**YOUR GOAL:**
Please reproduce word for word the stretch of the valve lockout case study below from "Innovative single trip" through "of the TRSSSV.".

Case Study:

Precision Manipulation

World first simultaneous dual stroker operation

Country:
Norway
Year:
2021
Technologies:
PrecisionStroker, PrecisionDimpler

Innovative single trip valve lockout of a malfunctioned subsurface safety valve enables subsequent intervention operations and well production restored.

  • High precision valve component manipulation
  • Single run-in-hole e-line deployed intervention solution

Challenge

The client had a well which was shut in due to a malfunctioning tubing retrievable sub surface safety valve (TRSSSV), with attempts to lock open (lock out) the valve proving unsuccessful. Aside from wanting to get the well back on production, the client also wished to carry out a subsequent reservoir saturation logging program, both requiring the opening and secure lockout of the TRSSSV.

**EXTRACTED ENTRIES:**

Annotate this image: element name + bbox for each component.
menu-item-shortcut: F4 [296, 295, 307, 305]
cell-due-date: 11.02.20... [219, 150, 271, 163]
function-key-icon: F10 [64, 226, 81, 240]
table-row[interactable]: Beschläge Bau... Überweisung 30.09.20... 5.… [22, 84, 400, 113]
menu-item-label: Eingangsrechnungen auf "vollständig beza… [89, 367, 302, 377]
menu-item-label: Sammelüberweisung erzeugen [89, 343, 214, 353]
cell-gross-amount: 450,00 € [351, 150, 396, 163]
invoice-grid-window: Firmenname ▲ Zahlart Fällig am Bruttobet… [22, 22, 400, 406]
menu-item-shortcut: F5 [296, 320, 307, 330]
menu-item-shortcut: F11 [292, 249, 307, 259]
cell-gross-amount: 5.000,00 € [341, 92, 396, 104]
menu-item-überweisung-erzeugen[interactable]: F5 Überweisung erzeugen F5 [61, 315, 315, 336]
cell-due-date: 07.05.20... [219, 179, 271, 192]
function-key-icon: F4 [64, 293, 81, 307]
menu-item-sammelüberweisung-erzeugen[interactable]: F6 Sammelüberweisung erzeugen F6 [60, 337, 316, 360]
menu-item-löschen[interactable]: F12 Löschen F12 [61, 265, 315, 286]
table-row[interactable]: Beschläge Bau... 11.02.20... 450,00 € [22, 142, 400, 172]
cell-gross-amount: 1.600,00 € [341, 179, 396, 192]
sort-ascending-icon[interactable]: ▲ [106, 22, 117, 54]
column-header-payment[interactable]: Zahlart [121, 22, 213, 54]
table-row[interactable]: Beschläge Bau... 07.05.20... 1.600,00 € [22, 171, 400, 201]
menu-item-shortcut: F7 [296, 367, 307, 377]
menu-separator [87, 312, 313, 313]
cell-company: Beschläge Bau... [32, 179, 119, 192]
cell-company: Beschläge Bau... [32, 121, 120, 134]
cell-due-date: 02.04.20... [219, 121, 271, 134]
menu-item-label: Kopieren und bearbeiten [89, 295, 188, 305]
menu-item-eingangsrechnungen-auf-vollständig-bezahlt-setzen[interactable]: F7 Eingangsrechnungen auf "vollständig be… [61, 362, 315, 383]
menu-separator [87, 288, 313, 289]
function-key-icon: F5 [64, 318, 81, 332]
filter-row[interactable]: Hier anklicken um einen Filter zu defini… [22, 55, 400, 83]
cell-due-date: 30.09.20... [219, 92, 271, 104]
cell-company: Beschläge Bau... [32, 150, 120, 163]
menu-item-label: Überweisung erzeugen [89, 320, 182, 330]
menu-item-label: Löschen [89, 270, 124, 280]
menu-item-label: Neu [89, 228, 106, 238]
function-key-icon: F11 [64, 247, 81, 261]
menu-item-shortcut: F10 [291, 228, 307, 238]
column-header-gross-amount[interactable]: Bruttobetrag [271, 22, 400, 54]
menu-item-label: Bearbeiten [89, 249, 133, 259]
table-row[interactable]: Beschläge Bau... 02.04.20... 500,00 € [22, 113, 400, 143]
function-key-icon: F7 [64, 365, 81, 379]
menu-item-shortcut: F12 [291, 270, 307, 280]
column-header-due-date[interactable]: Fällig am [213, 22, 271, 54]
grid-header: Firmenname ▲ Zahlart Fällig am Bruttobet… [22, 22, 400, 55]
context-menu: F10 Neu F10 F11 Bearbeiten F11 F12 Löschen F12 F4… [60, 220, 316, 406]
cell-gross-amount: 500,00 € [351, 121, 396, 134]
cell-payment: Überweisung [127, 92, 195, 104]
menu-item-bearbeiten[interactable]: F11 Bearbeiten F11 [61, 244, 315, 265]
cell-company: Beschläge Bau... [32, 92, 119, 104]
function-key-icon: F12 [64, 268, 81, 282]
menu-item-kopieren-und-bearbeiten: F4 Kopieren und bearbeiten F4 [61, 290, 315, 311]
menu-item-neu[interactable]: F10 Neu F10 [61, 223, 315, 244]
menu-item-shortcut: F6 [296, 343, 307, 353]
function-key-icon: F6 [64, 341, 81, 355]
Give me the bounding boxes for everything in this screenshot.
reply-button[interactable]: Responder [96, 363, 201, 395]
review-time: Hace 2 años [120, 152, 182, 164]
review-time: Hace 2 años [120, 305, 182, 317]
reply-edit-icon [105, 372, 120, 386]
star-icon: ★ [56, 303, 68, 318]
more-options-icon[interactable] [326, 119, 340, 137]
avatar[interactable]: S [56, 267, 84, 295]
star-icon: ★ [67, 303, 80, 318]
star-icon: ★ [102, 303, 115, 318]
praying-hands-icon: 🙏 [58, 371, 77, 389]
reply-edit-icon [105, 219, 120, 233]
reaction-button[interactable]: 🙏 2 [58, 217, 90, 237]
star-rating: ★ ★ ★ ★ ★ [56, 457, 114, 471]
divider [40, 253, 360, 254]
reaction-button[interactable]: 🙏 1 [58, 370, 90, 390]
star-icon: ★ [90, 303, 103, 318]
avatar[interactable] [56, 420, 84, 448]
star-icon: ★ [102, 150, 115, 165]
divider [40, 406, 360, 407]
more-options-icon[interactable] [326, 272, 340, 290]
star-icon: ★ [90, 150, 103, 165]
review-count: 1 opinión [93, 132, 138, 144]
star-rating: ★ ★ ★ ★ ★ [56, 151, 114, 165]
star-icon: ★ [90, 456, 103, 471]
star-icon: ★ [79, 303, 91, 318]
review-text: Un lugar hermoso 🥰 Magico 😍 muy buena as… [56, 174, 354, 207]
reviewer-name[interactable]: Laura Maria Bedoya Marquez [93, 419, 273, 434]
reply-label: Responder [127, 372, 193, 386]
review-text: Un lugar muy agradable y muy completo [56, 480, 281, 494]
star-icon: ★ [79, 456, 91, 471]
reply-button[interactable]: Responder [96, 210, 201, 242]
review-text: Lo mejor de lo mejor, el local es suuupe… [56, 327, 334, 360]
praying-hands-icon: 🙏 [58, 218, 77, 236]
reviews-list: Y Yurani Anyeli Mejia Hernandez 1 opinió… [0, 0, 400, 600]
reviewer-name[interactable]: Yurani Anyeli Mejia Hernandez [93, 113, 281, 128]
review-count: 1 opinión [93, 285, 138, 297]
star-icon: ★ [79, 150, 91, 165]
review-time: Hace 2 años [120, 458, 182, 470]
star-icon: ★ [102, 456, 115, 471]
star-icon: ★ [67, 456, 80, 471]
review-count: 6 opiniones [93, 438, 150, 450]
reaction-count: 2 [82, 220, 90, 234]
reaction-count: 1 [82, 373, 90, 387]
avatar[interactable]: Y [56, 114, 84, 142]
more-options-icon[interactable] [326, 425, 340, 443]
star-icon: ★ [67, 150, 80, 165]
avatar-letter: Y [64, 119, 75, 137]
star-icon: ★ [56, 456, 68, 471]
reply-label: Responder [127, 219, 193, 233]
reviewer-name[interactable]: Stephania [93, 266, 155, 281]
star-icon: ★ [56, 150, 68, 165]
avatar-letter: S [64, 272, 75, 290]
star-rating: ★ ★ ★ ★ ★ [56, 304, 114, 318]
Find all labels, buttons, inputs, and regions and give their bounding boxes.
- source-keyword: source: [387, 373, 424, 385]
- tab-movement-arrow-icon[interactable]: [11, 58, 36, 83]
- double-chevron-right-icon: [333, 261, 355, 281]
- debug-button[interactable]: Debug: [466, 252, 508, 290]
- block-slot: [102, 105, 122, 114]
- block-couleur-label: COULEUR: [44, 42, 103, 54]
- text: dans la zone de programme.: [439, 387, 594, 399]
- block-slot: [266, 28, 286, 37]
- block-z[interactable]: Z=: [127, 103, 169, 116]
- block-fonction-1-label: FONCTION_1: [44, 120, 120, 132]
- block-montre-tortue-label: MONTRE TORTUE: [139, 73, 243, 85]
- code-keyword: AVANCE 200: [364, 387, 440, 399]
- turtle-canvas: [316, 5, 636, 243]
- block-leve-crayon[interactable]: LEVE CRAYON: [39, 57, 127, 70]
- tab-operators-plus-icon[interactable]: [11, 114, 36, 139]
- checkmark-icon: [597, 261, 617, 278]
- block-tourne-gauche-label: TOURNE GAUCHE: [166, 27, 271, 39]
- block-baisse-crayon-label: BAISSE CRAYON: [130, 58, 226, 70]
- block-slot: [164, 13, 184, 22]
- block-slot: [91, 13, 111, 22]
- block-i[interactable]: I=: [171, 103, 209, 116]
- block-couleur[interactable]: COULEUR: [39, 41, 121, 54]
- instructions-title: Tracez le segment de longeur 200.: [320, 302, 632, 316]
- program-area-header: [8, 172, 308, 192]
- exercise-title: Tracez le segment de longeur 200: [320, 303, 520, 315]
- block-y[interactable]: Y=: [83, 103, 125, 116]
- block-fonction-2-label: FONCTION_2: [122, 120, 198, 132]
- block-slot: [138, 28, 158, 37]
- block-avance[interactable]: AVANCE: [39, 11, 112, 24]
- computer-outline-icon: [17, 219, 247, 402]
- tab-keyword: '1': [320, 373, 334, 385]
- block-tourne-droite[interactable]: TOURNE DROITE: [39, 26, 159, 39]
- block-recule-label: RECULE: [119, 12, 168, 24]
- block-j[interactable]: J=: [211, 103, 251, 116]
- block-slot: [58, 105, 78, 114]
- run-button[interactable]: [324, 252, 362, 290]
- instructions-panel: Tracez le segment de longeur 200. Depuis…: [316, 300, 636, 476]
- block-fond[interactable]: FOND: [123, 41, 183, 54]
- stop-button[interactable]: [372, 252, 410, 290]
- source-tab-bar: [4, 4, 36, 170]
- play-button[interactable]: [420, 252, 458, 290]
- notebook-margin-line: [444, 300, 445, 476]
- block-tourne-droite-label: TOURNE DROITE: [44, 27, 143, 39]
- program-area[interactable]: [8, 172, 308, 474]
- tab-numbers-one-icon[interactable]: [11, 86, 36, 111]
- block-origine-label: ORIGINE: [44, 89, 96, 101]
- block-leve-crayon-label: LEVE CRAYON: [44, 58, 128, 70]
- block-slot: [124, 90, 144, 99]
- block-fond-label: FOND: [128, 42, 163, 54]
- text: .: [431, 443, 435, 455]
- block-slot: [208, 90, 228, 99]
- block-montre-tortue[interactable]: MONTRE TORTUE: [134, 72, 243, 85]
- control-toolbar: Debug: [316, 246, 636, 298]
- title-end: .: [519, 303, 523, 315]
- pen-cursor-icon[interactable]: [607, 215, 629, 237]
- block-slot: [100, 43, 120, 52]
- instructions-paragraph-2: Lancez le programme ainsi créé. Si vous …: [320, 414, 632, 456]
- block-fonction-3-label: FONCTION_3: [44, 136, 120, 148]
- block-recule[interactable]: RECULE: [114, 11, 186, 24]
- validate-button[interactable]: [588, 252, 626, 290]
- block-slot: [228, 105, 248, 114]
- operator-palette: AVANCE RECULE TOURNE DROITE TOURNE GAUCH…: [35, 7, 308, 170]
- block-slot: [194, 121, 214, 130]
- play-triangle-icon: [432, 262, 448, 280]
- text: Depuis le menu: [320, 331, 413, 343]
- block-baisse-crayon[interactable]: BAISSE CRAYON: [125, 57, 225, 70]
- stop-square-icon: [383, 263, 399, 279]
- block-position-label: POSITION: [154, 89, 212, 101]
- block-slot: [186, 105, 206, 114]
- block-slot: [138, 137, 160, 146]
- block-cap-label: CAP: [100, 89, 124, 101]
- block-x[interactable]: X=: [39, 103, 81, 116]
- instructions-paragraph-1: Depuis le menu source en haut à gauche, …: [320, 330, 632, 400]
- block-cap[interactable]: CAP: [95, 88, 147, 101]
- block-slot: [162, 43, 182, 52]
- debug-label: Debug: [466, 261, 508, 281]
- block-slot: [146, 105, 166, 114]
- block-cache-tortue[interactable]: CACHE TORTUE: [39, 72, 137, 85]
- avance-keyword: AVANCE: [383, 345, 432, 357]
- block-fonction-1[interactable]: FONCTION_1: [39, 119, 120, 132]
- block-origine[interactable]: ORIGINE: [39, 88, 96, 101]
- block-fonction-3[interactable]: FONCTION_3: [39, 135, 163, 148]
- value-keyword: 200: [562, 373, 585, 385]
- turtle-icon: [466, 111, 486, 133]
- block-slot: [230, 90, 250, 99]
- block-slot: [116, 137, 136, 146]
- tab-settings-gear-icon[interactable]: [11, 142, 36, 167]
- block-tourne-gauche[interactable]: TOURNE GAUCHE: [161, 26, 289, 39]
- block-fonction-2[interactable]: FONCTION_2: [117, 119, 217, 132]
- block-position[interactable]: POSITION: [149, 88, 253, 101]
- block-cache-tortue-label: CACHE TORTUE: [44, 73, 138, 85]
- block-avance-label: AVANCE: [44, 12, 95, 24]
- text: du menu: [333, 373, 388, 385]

**RESPONSE TO THE TASK:**
Innovative single trip valve lockout of a malfunctioned subsurface safety valve enables subsequent intervention operations and well production restored.

  • High precision valve component manipulation
  • Single run-in-hole e-line deployed intervention solution

Challenge

The client had a well which was shut in due to a malfunctioning tubing retrievable sub surface safety valve (TRSSSV), with attempts to lock open (lock out) the valve proving unsuccessful. Aside from wanting to get the well back on production, the client also wished to carry out a subsequent reservoir saturation logging program, both requiring the opening and secure lockout of the TRSSSV.